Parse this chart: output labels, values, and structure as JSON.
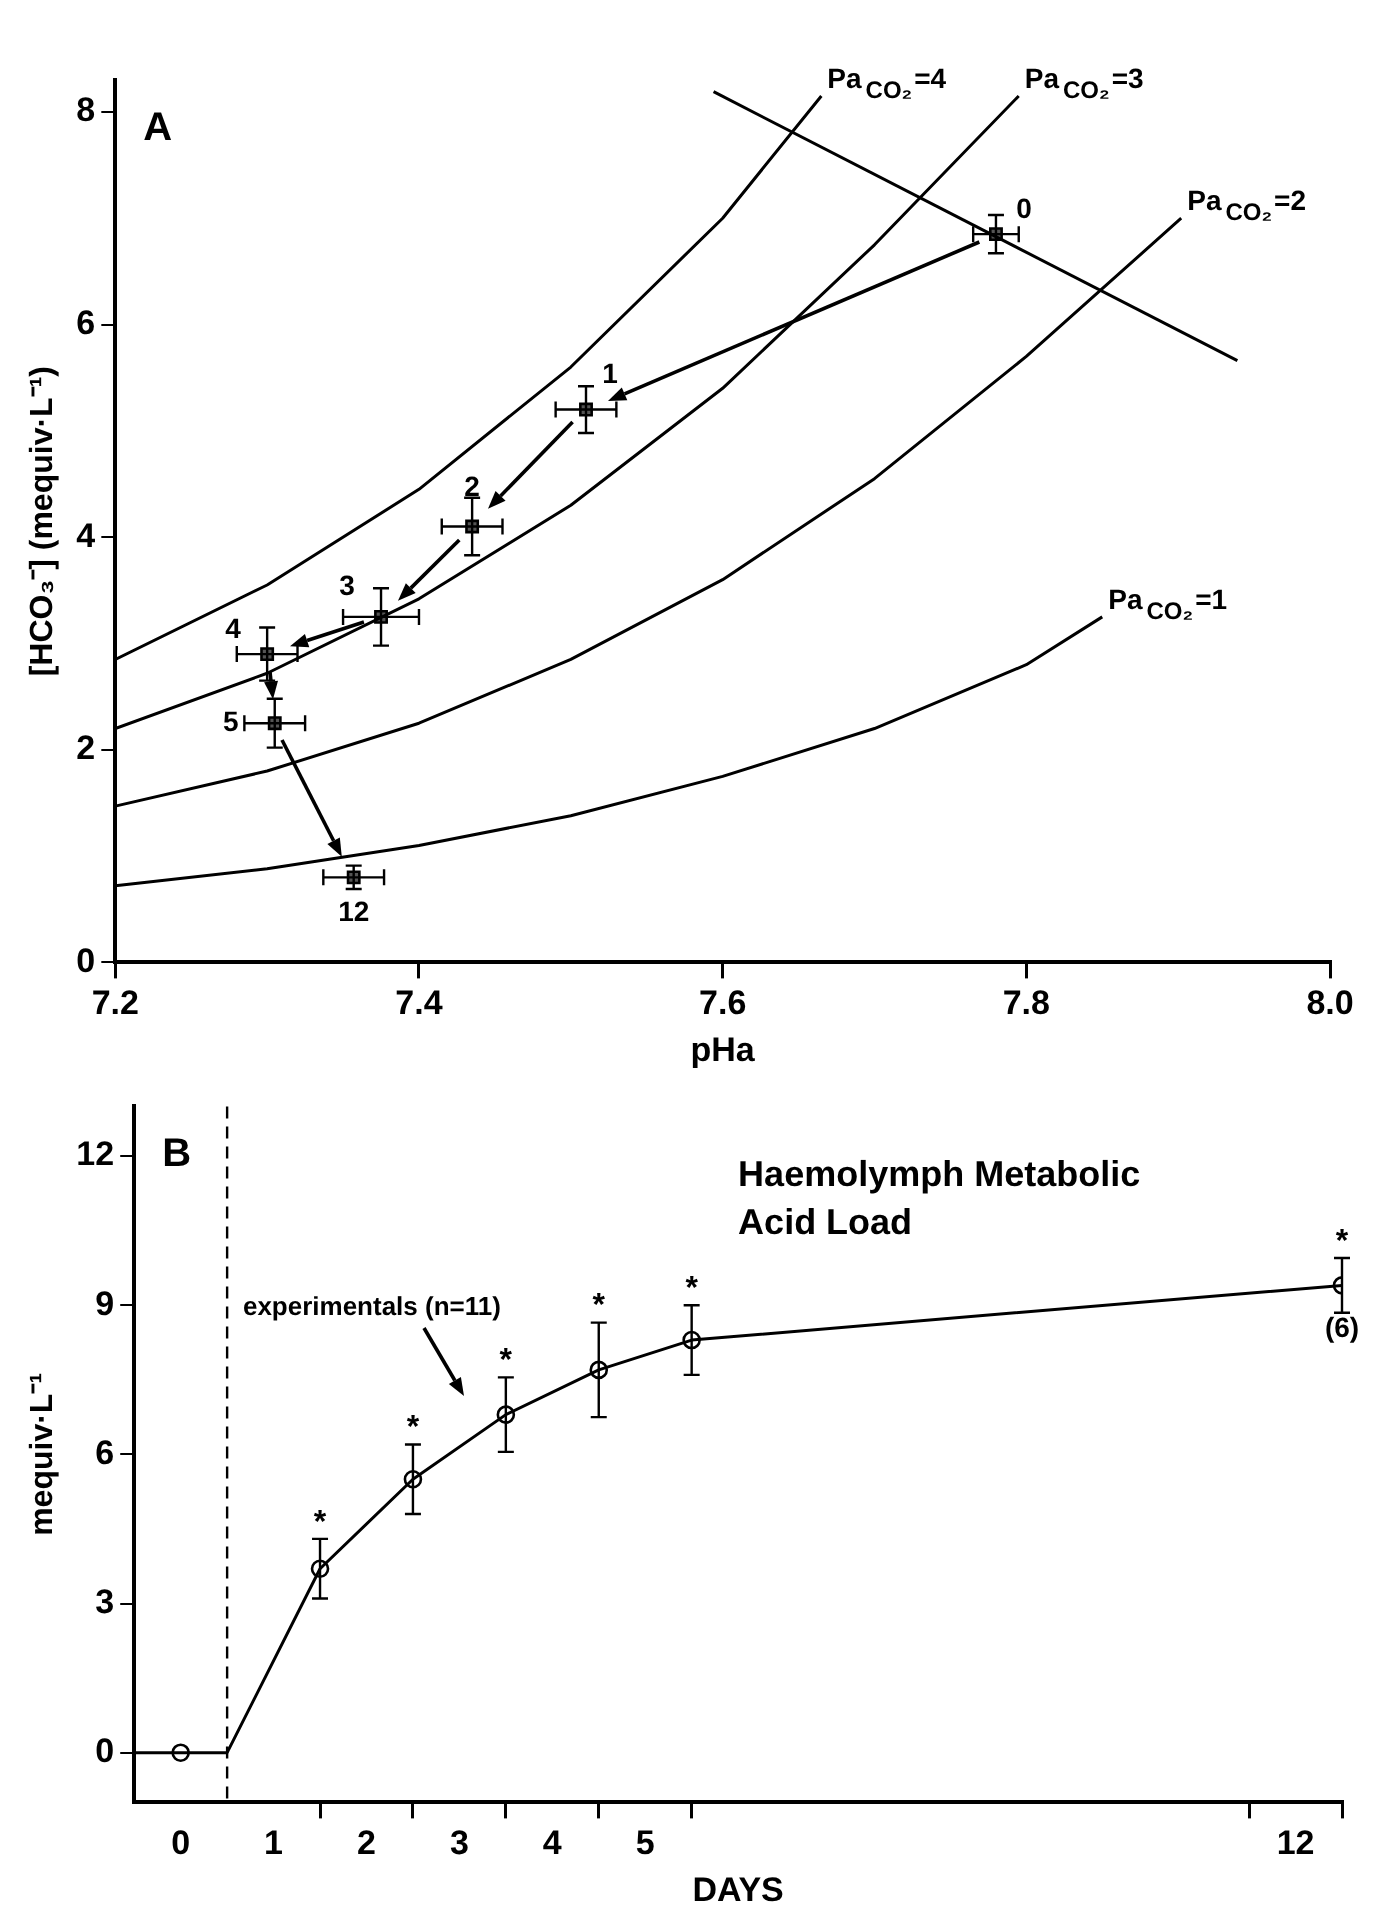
{
  "chart_data": [
    {
      "type": "line",
      "xlabel": "pHa",
      "ylabel": "[HCO₃⁻] (mequiv·L⁻¹)",
      "xlim": [
        7.2,
        8.0
      ],
      "xticks": [
        7.2,
        7.4,
        7.6,
        7.8,
        {
          "value": 8,
          "label": "8.0"
        }
      ],
      "ylim": [
        0,
        8.3
      ],
      "yticks": [
        0,
        2,
        4,
        6,
        8
      ],
      "grid": false,
      "legend": false,
      "annotations": [
        "A",
        {
          "text": "0",
          "x": 7.78,
          "y": 6.85
        },
        {
          "text": "1",
          "x": 7.51,
          "y": 5.2
        },
        {
          "text": "2",
          "x": 7.435,
          "y": 4.1
        },
        {
          "text": "3",
          "x": 7.375,
          "y": 3.25
        },
        {
          "text": "4",
          "x": 7.3,
          "y": 2.9
        },
        {
          "text": "5",
          "x": 7.305,
          "y": 2.25
        },
        {
          "text": "12",
          "x": 7.357,
          "y": 0.8
        }
      ],
      "series": [
        {
          "name": "Pa$_{CO₂}$=4",
          "color": "#000000",
          "marker": "none",
          "x": [
            7.2,
            7.3,
            7.4,
            7.5,
            7.6,
            7.665
          ],
          "values": [
            2.85,
            3.55,
            4.45,
            5.6,
            7.0,
            8.15
          ]
        },
        {
          "name": "Pa$_{CO₂}$=3",
          "color": "#000000",
          "marker": "none",
          "x": [
            7.2,
            7.3,
            7.4,
            7.5,
            7.6,
            7.7,
            7.795
          ],
          "values": [
            2.2,
            2.72,
            3.42,
            4.3,
            5.4,
            6.75,
            8.15
          ]
        },
        {
          "name": "Pa$_{CO₂}$=2",
          "color": "#000000",
          "marker": "none",
          "x": [
            7.2,
            7.3,
            7.4,
            7.5,
            7.6,
            7.7,
            7.8,
            7.902
          ],
          "values": [
            1.47,
            1.8,
            2.25,
            2.85,
            3.6,
            4.55,
            5.7,
            7.0
          ]
        },
        {
          "name": "Pa$_{CO₂}$=1",
          "color": "#000000",
          "marker": "none",
          "x": [
            7.2,
            7.3,
            7.4,
            7.5,
            7.6,
            7.7,
            7.8,
            7.85
          ],
          "values": [
            0.72,
            0.88,
            1.1,
            1.38,
            1.75,
            2.2,
            2.8,
            3.25
          ]
        },
        {
          "color": "#000000",
          "marker": "none",
          "x": [
            7.594,
            7.939
          ],
          "values": [
            8.19,
            5.66
          ]
        },
        {
          "type": "scatter",
          "color": "#000000",
          "marker": "square",
          "x": [
            7.78,
            7.51,
            7.435,
            7.375,
            7.3,
            7.305,
            7.357
          ],
          "values": [
            6.85,
            5.2,
            4.1,
            3.25,
            2.9,
            2.25,
            0.8
          ],
          "errors": [
            0.18,
            0.22,
            0.27,
            0.27,
            0.25,
            0.23,
            0.11
          ],
          "xerrors": [
            0.015,
            0.02,
            0.02,
            0.025,
            0.02,
            0.02,
            0.02
          ]
        }
      ]
    },
    {
      "type": "line",
      "title": "Haemolymph Metabolic Acid Load",
      "xlabel": "DAYS",
      "ylabel": "mequiv·L⁻¹",
      "xlim": [
        -1,
        12
      ],
      "xticks": [
        {
          "value": -0.5,
          "label": "0"
        },
        {
          "value": 0.5,
          "label": "1"
        },
        {
          "value": 1.5,
          "label": "2"
        },
        {
          "value": 2.5,
          "label": "3"
        },
        {
          "value": 3.5,
          "label": "4"
        },
        {
          "value": 4.5,
          "label": "5"
        },
        {
          "value": 11.5,
          "label": "12"
        },
        {
          "value": 1,
          "label": null
        },
        {
          "value": 2,
          "label": null
        },
        {
          "value": 3,
          "label": null
        },
        {
          "value": 4,
          "label": null
        },
        {
          "value": 5,
          "label": null
        },
        {
          "value": 11,
          "label": null
        },
        {
          "value": 12,
          "label": null
        }
      ],
      "ylim": [
        -1,
        13
      ],
      "yticks": [
        0,
        3,
        6,
        9,
        12
      ],
      "grid": false,
      "legend": false,
      "ref_lines": [
        {
          "axis": "x",
          "value": 0,
          "color": "#000000",
          "line_style": "dashed"
        }
      ],
      "annotations": [
        "B",
        "experimentals (n=11)",
        {
          "text": "(6)",
          "x": 12,
          "y": 9.4
        }
      ],
      "series": [
        {
          "color": "#000000",
          "marker": "none",
          "x": [
            -1,
            0,
            1,
            2,
            3,
            4,
            5,
            12
          ],
          "values": [
            0,
            0,
            3.7,
            5.5,
            6.8,
            7.7,
            8.3,
            9.4
          ]
        },
        {
          "type": "scatter",
          "color": "#000000",
          "marker": "circle",
          "x": [
            -0.5,
            1,
            2,
            3,
            4,
            5,
            12
          ],
          "values": [
            0,
            3.7,
            5.5,
            6.8,
            7.7,
            8.3,
            9.4
          ],
          "errors": [
            null,
            0.6,
            0.7,
            0.75,
            0.95,
            0.7,
            0.55
          ],
          "value_labels": [
            null,
            "*",
            "*",
            "*",
            "*",
            "*",
            "*"
          ]
        }
      ]
    }
  ]
}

Problem.
Write out every record above exactly as it stands, but leave out the pictures.

Task output.
Parse this chart: output labels, values, and structure as JSON.
{
  "chart_data": [
    {
      "type": "line",
      "xlabel": "pHa",
      "ylabel": "[HCO₃⁻] (mequiv·L⁻¹)",
      "xlim": [
        7.2,
        8.0
      ],
      "xticks": [
        7.2,
        7.4,
        7.6,
        7.8,
        {
          "value": 8,
          "label": "8.0"
        }
      ],
      "ylim": [
        0,
        8.3
      ],
      "yticks": [
        0,
        2,
        4,
        6,
        8
      ],
      "grid": false,
      "legend": false,
      "annotations": [
        "A",
        {
          "text": "0",
          "x": 7.78,
          "y": 6.85
        },
        {
          "text": "1",
          "x": 7.51,
          "y": 5.2
        },
        {
          "text": "2",
          "x": 7.435,
          "y": 4.1
        },
        {
          "text": "3",
          "x": 7.375,
          "y": 3.25
        },
        {
          "text": "4",
          "x": 7.3,
          "y": 2.9
        },
        {
          "text": "5",
          "x": 7.305,
          "y": 2.25
        },
        {
          "text": "12",
          "x": 7.357,
          "y": 0.8
        }
      ],
      "series": [
        {
          "name": "Pa$_{CO₂}$=4",
          "color": "#000000",
          "marker": "none",
          "x": [
            7.2,
            7.3,
            7.4,
            7.5,
            7.6,
            7.665
          ],
          "values": [
            2.85,
            3.55,
            4.45,
            5.6,
            7.0,
            8.15
          ]
        },
        {
          "name": "Pa$_{CO₂}$=3",
          "color": "#000000",
          "marker": "none",
          "x": [
            7.2,
            7.3,
            7.4,
            7.5,
            7.6,
            7.7,
            7.795
          ],
          "values": [
            2.2,
            2.72,
            3.42,
            4.3,
            5.4,
            6.75,
            8.15
          ]
        },
        {
          "name": "Pa$_{CO₂}$=2",
          "color": "#000000",
          "marker": "none",
          "x": [
            7.2,
            7.3,
            7.4,
            7.5,
            7.6,
            7.7,
            7.8,
            7.902
          ],
          "values": [
            1.47,
            1.8,
            2.25,
            2.85,
            3.6,
            4.55,
            5.7,
            7.0
          ]
        },
        {
          "name": "Pa$_{CO₂}$=1",
          "color": "#000000",
          "marker": "none",
          "x": [
            7.2,
            7.3,
            7.4,
            7.5,
            7.6,
            7.7,
            7.8,
            7.85
          ],
          "values": [
            0.72,
            0.88,
            1.1,
            1.38,
            1.75,
            2.2,
            2.8,
            3.25
          ]
        },
        {
          "color": "#000000",
          "marker": "none",
          "x": [
            7.594,
            7.939
          ],
          "values": [
            8.19,
            5.66
          ]
        },
        {
          "type": "scatter",
          "color": "#000000",
          "marker": "square",
          "x": [
            7.78,
            7.51,
            7.435,
            7.375,
            7.3,
            7.305,
            7.357
          ],
          "values": [
            6.85,
            5.2,
            4.1,
            3.25,
            2.9,
            2.25,
            0.8
          ],
          "errors": [
            0.18,
            0.22,
            0.27,
            0.27,
            0.25,
            0.23,
            0.11
          ],
          "xerrors": [
            0.015,
            0.02,
            0.02,
            0.025,
            0.02,
            0.02,
            0.02
          ]
        }
      ]
    },
    {
      "type": "line",
      "title": "Haemolymph Metabolic Acid Load",
      "xlabel": "DAYS",
      "ylabel": "mequiv·L⁻¹",
      "xlim": [
        -1,
        12
      ],
      "xticks": [
        {
          "value": -0.5,
          "label": "0"
        },
        {
          "value": 0.5,
          "label": "1"
        },
        {
          "value": 1.5,
          "label": "2"
        },
        {
          "value": 2.5,
          "label": "3"
        },
        {
          "value": 3.5,
          "label": "4"
        },
        {
          "value": 4.5,
          "label": "5"
        },
        {
          "value": 11.5,
          "label": "12"
        },
        {
          "value": 1,
          "label": null
        },
        {
          "value": 2,
          "label": null
        },
        {
          "value": 3,
          "label": null
        },
        {
          "value": 4,
          "label": null
        },
        {
          "value": 5,
          "label": null
        },
        {
          "value": 11,
          "label": null
        },
        {
          "value": 12,
          "label": null
        }
      ],
      "ylim": [
        -1,
        13
      ],
      "yticks": [
        0,
        3,
        6,
        9,
        12
      ],
      "grid": false,
      "legend": false,
      "ref_lines": [
        {
          "axis": "x",
          "value": 0,
          "color": "#000000",
          "line_style": "dashed"
        }
      ],
      "annotations": [
        "B",
        "experimentals (n=11)",
        {
          "text": "(6)",
          "x": 12,
          "y": 9.4
        }
      ],
      "series": [
        {
          "color": "#000000",
          "marker": "none",
          "x": [
            -1,
            0,
            1,
            2,
            3,
            4,
            5,
            12
          ],
          "values": [
            0,
            0,
            3.7,
            5.5,
            6.8,
            7.7,
            8.3,
            9.4
          ]
        },
        {
          "type": "scatter",
          "color": "#000000",
          "marker": "circle",
          "x": [
            -0.5,
            1,
            2,
            3,
            4,
            5,
            12
          ],
          "values": [
            0,
            3.7,
            5.5,
            6.8,
            7.7,
            8.3,
            9.4
          ],
          "errors": [
            null,
            0.6,
            0.7,
            0.75,
            0.95,
            0.7,
            0.55
          ],
          "value_labels": [
            null,
            "*",
            "*",
            "*",
            "*",
            "*",
            "*"
          ]
        }
      ]
    }
  ]
}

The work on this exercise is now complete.